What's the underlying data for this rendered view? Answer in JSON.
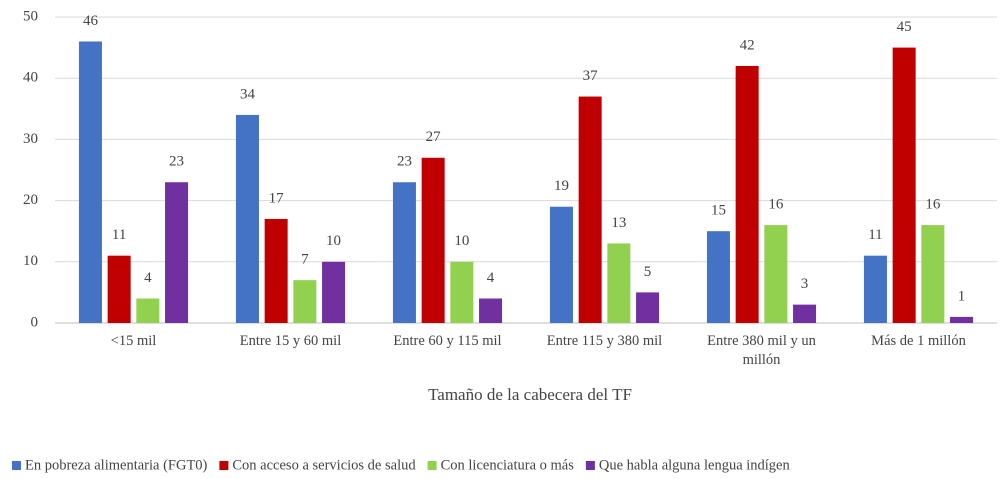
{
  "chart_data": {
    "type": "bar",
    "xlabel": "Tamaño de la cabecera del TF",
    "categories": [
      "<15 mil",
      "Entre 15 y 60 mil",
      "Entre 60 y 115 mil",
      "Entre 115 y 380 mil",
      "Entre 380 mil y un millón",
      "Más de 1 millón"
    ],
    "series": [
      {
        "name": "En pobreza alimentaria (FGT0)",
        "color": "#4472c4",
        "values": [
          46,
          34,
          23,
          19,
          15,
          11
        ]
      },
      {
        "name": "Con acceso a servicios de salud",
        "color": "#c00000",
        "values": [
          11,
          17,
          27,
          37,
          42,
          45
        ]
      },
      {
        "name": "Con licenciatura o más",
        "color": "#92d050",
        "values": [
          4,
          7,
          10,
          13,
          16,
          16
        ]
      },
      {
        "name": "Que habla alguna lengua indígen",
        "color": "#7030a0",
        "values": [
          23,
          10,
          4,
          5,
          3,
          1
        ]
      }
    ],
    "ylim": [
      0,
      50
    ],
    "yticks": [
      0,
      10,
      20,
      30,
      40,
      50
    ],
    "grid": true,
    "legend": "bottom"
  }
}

--

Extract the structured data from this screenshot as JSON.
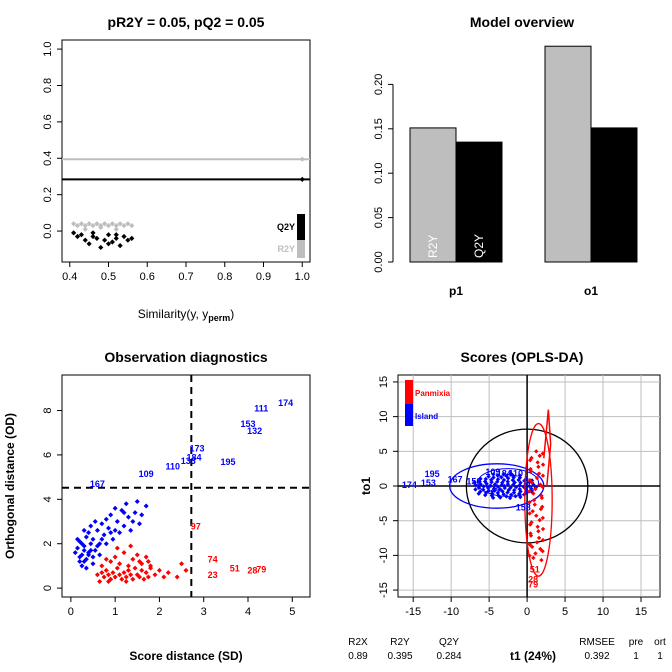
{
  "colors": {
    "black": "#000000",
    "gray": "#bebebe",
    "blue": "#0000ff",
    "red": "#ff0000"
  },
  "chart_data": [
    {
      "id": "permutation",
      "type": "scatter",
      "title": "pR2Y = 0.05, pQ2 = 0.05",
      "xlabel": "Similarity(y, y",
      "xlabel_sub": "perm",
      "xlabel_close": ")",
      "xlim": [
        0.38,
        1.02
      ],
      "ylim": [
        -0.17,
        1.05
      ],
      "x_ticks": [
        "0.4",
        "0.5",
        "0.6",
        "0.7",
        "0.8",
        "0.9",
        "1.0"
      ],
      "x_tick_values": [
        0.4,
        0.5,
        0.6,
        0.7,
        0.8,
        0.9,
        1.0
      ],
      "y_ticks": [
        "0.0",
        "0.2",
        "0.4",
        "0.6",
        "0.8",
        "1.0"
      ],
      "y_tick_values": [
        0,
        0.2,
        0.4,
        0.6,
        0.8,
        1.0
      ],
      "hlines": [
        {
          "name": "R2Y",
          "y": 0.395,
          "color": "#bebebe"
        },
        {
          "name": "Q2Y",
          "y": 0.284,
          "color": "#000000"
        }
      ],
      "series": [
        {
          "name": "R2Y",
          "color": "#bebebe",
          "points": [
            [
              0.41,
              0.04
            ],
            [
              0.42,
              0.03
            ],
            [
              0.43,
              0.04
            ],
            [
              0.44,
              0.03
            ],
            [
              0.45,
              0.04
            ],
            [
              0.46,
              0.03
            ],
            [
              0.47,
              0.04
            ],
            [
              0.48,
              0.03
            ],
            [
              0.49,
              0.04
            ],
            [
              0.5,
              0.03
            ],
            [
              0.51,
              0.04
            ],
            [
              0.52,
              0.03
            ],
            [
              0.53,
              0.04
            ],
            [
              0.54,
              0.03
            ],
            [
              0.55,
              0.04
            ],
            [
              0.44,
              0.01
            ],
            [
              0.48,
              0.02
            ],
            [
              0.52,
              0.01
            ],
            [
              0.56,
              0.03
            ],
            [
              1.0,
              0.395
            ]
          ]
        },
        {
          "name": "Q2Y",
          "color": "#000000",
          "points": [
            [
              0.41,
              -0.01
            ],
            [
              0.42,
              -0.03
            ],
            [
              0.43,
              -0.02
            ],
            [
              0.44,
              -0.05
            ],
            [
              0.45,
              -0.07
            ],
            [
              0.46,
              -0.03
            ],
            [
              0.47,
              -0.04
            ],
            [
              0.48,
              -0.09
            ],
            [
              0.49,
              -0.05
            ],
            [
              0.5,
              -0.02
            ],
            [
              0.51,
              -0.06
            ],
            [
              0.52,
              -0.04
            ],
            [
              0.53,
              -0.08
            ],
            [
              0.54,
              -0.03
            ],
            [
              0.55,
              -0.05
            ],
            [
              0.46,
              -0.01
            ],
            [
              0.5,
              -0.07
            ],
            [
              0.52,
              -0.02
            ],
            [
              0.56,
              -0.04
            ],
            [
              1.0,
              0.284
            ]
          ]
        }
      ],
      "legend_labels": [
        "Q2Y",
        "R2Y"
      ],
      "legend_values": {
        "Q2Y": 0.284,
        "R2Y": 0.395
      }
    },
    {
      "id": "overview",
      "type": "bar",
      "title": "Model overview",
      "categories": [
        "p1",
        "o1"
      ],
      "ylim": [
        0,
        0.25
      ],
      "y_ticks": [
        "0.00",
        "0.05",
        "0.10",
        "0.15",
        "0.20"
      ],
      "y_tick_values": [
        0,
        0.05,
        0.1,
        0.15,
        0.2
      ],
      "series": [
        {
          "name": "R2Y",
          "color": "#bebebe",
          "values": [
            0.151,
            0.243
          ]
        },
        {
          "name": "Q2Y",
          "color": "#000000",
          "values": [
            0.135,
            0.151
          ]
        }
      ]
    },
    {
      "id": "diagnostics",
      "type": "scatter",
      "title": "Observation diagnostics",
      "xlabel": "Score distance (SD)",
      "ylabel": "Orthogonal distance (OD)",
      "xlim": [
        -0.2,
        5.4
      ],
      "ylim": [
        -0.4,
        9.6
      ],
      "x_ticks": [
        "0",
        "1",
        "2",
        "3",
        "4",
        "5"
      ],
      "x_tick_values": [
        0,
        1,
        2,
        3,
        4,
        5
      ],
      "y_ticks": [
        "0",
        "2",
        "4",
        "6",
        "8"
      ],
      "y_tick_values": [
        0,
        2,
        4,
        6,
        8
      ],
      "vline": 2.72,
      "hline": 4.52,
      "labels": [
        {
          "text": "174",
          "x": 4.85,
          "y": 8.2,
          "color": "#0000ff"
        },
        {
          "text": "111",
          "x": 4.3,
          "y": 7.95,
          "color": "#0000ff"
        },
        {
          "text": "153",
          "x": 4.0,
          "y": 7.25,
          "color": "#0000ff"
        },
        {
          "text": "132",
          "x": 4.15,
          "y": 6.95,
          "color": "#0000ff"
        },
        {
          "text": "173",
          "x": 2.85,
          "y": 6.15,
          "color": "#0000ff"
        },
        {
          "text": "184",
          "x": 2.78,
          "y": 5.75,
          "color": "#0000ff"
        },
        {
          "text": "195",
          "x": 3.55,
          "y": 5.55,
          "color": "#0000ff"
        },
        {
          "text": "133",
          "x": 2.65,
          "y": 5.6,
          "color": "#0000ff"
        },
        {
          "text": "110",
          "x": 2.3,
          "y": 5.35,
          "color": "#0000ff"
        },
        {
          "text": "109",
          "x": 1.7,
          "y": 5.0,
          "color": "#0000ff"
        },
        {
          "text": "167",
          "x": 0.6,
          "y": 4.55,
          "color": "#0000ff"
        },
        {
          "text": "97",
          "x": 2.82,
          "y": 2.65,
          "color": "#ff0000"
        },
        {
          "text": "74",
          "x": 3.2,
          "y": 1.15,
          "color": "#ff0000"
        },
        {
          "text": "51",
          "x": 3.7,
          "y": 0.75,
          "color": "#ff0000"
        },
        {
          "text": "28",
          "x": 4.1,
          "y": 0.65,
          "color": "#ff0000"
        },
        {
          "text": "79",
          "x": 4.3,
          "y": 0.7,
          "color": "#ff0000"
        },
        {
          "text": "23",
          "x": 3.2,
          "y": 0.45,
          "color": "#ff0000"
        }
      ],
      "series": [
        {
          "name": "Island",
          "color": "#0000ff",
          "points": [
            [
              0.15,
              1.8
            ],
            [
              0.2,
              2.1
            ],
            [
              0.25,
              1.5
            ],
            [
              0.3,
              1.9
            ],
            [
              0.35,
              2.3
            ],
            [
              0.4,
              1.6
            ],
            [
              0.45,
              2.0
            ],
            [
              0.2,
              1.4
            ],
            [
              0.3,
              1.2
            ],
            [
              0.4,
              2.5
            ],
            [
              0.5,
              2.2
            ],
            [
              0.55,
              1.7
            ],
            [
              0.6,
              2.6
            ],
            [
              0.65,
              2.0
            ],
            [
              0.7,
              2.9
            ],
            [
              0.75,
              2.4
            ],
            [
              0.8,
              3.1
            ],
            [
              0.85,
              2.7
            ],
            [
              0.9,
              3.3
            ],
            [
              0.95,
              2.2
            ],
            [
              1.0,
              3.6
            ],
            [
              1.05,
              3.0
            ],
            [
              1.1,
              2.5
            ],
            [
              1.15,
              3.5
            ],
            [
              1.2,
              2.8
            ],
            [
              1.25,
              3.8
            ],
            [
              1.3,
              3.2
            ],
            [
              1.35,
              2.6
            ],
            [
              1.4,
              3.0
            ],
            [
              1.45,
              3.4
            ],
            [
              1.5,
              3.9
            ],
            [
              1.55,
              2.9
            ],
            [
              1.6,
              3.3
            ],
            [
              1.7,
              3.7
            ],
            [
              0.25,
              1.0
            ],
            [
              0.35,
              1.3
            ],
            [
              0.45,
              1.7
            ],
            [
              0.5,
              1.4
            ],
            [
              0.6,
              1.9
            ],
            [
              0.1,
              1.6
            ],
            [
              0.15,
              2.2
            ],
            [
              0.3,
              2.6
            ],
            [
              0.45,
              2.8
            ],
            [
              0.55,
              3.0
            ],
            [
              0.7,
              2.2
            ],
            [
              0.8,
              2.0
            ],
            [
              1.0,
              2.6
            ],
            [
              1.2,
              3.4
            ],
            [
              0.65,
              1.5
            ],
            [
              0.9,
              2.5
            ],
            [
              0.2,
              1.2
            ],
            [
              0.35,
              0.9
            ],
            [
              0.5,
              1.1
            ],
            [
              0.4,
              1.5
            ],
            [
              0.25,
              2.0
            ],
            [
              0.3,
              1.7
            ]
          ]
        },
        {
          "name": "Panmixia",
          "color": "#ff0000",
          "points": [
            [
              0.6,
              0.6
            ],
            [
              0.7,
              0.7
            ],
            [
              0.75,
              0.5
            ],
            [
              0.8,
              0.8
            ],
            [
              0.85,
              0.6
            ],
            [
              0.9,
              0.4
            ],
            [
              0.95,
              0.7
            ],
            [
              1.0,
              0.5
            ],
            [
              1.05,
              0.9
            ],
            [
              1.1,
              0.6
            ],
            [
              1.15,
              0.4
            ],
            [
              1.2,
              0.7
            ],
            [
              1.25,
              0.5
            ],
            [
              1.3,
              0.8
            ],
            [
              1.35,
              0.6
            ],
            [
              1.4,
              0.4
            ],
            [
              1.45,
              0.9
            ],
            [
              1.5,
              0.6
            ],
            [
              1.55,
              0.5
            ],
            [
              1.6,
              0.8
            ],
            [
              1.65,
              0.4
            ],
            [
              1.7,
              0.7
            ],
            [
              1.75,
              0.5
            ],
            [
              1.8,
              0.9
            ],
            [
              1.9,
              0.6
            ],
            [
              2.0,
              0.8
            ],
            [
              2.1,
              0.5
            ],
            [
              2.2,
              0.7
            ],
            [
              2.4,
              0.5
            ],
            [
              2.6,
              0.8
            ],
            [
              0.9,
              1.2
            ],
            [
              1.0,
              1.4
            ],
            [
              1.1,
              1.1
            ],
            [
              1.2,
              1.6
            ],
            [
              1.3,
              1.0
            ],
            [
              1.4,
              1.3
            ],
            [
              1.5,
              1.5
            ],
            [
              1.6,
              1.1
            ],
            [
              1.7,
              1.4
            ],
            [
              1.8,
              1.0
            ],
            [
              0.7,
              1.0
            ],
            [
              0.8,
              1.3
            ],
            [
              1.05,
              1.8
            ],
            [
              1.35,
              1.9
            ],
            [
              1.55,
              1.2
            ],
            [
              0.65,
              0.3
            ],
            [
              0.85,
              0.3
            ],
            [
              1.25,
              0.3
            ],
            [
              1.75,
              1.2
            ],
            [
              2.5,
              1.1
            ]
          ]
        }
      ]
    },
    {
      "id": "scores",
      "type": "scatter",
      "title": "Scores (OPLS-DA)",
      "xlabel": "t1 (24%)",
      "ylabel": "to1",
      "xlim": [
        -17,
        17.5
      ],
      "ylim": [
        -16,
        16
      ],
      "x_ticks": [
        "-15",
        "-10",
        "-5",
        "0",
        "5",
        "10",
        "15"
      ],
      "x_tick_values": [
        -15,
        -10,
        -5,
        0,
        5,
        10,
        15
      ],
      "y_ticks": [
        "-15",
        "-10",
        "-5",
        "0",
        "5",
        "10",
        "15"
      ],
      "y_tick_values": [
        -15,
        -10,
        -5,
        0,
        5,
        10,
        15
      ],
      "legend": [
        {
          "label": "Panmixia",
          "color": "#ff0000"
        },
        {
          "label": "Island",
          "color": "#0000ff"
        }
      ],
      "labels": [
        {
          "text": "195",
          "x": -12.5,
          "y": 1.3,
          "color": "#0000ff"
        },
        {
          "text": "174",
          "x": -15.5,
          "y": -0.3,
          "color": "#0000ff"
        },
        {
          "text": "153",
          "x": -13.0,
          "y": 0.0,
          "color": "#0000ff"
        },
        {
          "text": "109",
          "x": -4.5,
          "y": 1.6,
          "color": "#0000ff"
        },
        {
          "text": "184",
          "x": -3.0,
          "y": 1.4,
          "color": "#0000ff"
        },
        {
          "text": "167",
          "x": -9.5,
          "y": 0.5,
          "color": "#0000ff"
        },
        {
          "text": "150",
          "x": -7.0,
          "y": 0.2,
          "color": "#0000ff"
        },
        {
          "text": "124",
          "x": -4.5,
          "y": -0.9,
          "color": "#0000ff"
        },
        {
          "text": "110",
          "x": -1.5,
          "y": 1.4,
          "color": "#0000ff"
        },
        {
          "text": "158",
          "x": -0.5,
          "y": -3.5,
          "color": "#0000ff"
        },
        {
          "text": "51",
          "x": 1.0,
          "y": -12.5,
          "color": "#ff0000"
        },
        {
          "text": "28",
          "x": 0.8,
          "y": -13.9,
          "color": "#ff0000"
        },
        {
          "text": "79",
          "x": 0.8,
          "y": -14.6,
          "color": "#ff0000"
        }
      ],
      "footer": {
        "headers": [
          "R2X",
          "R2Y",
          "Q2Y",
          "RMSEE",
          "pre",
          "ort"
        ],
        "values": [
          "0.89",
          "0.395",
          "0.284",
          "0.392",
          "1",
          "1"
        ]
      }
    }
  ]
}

## [Stated exercise]
Which lines include the word "millón"? List them all.

## [Output]
      "Entre 380 mil y un millón",
      "Más de 1 millón"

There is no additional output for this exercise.